→ **Raw records**
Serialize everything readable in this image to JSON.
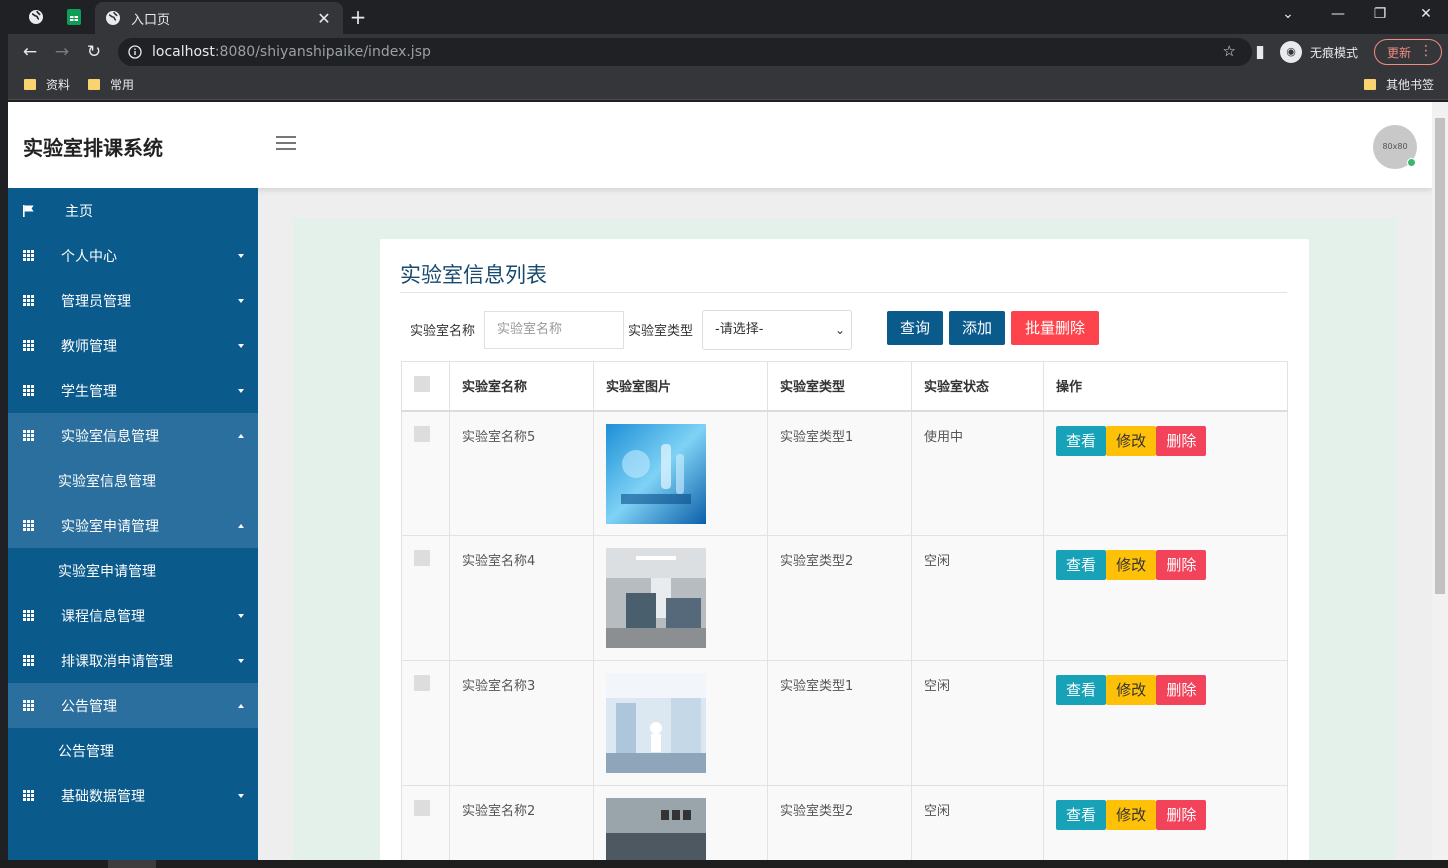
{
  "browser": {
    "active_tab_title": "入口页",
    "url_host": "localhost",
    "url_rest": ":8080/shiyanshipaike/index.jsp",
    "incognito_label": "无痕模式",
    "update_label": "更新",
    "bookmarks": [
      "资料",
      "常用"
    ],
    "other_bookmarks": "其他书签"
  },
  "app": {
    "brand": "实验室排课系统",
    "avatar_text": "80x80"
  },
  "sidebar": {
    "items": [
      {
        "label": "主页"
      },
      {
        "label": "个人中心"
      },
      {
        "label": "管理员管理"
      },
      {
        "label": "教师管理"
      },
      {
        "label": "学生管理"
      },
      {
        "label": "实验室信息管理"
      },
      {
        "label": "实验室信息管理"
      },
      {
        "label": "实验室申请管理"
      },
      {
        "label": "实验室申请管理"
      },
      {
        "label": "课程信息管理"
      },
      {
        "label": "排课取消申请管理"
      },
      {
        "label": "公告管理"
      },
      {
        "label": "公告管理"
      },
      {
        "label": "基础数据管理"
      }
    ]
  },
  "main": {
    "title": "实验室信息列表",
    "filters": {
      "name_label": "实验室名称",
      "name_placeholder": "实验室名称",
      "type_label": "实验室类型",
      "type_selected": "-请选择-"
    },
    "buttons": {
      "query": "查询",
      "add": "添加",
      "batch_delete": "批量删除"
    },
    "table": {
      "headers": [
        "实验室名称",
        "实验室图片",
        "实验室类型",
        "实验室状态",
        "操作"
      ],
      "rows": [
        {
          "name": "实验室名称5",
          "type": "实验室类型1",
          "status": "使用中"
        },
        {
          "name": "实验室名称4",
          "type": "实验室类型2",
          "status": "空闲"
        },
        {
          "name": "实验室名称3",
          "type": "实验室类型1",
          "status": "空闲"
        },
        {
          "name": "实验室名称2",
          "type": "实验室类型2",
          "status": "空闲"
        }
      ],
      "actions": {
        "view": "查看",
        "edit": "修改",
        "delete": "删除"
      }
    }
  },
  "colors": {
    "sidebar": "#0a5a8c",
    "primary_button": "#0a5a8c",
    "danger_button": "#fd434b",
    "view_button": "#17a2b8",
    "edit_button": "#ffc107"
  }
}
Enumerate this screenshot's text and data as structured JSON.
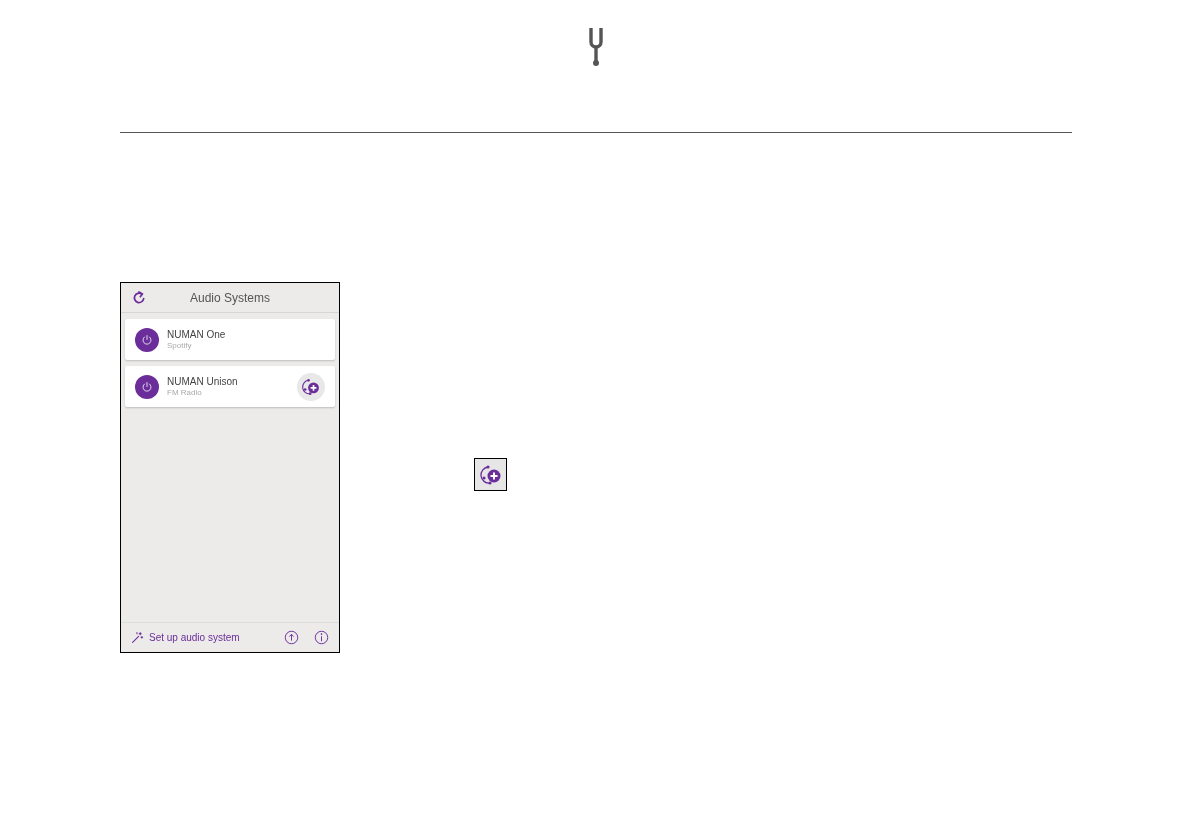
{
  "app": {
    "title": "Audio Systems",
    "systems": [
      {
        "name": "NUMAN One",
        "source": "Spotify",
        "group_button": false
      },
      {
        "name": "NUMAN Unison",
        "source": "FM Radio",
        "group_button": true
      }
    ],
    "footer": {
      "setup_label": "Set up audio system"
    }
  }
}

→ **Given exercise**
Write the listing above out again exactly, dropping each image.

→ **Task result**
Serialize everything readable in this image to JSON.
{
  "browser": {
    "active_tab_title": "入口页",
    "url_host": "localhost",
    "url_rest": ":8080/shiyanshipaike/index.jsp",
    "incognito_label": "无痕模式",
    "update_label": "更新",
    "bookmarks": [
      "资料",
      "常用"
    ],
    "other_bookmarks": "其他书签"
  },
  "app": {
    "brand": "实验室排课系统",
    "avatar_text": "80x80"
  },
  "sidebar": {
    "items": [
      {
        "label": "主页"
      },
      {
        "label": "个人中心"
      },
      {
        "label": "管理员管理"
      },
      {
        "label": "教师管理"
      },
      {
        "label": "学生管理"
      },
      {
        "label": "实验室信息管理"
      },
      {
        "label": "实验室信息管理"
      },
      {
        "label": "实验室申请管理"
      },
      {
        "label": "实验室申请管理"
      },
      {
        "label": "课程信息管理"
      },
      {
        "label": "排课取消申请管理"
      },
      {
        "label": "公告管理"
      },
      {
        "label": "公告管理"
      },
      {
        "label": "基础数据管理"
      }
    ]
  },
  "main": {
    "title": "实验室信息列表",
    "filters": {
      "name_label": "实验室名称",
      "name_placeholder": "实验室名称",
      "type_label": "实验室类型",
      "type_selected": "-请选择-"
    },
    "buttons": {
      "query": "查询",
      "add": "添加",
      "batch_delete": "批量删除"
    },
    "table": {
      "headers": [
        "实验室名称",
        "实验室图片",
        "实验室类型",
        "实验室状态",
        "操作"
      ],
      "rows": [
        {
          "name": "实验室名称5",
          "type": "实验室类型1",
          "status": "使用中"
        },
        {
          "name": "实验室名称4",
          "type": "实验室类型2",
          "status": "空闲"
        },
        {
          "name": "实验室名称3",
          "type": "实验室类型1",
          "status": "空闲"
        },
        {
          "name": "实验室名称2",
          "type": "实验室类型2",
          "status": "空闲"
        }
      ],
      "actions": {
        "view": "查看",
        "edit": "修改",
        "delete": "删除"
      }
    }
  },
  "colors": {
    "sidebar": "#0a5a8c",
    "primary_button": "#0a5a8c",
    "danger_button": "#fd434b",
    "view_button": "#17a2b8",
    "edit_button": "#ffc107"
  }
}
Enumerate this screenshot's text and data as structured JSON.
{
  "app": {
    "title": "Audio Systems",
    "systems": [
      {
        "name": "NUMAN One",
        "source": "Spotify",
        "group_button": false
      },
      {
        "name": "NUMAN Unison",
        "source": "FM Radio",
        "group_button": true
      }
    ],
    "footer": {
      "setup_label": "Set up audio system"
    }
  }
}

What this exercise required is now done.